• DATA ENTRIES:
____
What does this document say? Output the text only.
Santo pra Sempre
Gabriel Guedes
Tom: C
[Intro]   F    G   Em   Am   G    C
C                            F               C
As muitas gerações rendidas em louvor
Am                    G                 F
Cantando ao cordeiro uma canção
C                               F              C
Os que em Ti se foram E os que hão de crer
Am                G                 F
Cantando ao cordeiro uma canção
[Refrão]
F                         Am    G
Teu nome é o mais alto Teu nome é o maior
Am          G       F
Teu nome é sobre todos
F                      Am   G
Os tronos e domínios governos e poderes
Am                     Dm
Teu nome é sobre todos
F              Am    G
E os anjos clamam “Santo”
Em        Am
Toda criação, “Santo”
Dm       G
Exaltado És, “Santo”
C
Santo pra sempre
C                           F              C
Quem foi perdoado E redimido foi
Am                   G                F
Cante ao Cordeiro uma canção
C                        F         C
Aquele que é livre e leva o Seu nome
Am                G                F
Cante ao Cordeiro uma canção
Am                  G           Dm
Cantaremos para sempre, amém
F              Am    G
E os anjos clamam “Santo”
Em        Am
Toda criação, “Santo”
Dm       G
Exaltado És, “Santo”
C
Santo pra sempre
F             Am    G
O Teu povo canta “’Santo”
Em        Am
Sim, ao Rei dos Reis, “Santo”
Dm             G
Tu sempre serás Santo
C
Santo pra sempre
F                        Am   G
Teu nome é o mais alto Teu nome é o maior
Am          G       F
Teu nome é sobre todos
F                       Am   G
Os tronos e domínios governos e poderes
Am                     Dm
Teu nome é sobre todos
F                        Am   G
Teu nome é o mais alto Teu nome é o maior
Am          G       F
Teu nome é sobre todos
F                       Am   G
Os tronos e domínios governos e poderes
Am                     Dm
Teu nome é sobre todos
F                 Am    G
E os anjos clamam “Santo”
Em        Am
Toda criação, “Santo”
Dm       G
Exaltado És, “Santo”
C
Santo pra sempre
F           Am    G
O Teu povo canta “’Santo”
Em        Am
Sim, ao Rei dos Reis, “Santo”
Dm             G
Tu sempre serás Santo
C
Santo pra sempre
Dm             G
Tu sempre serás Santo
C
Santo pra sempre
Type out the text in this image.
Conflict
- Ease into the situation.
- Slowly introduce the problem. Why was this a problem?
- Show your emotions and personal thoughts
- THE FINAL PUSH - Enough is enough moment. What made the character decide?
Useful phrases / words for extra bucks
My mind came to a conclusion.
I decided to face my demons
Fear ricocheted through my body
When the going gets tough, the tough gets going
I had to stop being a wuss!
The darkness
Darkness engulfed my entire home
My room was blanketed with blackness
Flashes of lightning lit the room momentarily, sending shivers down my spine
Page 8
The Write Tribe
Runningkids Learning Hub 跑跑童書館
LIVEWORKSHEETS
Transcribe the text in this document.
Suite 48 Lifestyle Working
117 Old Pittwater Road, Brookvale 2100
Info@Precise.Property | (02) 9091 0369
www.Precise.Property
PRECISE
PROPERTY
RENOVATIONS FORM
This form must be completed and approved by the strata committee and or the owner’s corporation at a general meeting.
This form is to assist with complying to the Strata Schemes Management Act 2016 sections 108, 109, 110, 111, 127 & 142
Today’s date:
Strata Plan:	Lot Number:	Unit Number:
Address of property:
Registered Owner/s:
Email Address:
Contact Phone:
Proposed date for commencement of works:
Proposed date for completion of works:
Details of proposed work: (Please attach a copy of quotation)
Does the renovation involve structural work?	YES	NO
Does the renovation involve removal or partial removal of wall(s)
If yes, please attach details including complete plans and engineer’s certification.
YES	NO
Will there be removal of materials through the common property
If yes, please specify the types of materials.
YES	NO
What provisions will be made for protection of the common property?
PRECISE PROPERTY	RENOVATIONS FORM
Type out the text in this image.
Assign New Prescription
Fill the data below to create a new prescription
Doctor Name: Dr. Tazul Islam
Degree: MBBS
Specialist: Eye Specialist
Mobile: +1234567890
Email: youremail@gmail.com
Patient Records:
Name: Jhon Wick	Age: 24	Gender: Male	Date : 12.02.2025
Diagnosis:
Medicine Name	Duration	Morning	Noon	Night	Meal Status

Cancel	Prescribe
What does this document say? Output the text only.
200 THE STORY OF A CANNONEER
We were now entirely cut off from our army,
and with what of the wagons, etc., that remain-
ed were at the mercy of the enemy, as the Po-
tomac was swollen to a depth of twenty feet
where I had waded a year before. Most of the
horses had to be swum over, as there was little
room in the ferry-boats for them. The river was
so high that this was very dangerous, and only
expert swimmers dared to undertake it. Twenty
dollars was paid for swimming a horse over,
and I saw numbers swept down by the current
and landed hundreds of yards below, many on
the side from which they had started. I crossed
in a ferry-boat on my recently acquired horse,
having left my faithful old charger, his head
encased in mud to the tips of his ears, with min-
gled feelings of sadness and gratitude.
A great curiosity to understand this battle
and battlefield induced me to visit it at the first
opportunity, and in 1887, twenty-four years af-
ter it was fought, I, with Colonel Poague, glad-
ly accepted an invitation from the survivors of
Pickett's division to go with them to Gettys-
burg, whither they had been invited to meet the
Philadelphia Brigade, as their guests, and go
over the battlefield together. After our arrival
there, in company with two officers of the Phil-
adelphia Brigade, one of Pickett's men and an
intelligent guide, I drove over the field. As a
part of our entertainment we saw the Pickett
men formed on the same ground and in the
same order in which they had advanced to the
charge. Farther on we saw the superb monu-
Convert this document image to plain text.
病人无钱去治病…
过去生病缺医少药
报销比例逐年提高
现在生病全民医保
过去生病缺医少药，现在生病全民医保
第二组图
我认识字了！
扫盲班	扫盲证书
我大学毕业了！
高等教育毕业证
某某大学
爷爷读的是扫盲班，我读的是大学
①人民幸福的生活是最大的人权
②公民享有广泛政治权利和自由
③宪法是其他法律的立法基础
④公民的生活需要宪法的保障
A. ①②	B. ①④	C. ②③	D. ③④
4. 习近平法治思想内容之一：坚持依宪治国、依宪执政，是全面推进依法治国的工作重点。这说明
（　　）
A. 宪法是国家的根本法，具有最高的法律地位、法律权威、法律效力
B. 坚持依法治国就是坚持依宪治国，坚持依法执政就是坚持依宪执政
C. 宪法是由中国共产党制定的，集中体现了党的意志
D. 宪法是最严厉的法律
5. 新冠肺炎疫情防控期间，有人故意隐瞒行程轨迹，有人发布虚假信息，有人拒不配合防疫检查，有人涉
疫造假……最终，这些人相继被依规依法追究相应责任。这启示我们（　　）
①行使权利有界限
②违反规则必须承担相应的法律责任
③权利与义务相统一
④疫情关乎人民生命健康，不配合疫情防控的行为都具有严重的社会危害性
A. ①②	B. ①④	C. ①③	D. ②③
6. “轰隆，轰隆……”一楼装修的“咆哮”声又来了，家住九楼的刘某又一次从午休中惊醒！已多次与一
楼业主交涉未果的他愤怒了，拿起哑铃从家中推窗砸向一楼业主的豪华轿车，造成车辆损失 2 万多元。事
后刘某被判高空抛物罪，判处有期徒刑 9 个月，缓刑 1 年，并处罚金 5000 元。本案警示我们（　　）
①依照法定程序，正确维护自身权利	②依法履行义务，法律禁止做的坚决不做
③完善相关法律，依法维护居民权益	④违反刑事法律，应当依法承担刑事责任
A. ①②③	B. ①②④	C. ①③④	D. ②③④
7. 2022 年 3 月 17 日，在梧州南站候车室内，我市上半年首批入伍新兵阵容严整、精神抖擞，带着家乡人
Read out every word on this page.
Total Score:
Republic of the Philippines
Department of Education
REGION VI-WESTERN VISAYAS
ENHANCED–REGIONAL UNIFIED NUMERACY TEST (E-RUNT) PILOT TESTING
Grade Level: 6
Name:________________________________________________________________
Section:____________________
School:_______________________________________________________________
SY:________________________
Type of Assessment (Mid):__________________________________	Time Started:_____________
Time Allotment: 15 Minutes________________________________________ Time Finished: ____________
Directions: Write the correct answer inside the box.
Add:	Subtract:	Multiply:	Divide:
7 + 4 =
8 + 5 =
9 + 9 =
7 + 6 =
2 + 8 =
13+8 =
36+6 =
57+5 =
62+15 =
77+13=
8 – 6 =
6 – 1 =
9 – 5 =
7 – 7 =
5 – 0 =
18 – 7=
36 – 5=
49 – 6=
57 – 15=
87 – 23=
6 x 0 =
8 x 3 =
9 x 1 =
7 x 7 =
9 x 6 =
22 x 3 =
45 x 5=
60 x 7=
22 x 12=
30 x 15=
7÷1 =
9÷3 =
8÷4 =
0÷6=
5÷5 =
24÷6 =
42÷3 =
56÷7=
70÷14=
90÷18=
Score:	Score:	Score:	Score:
____
• AIM OF THE EXERCISE: Show, from the listing above, each line that contains the word "RENOVATIONS".

• RESPONSE TO THIS TASK:
RENOVATIONS FORM
PRECISE PROPERTY	RENOVATIONS FORM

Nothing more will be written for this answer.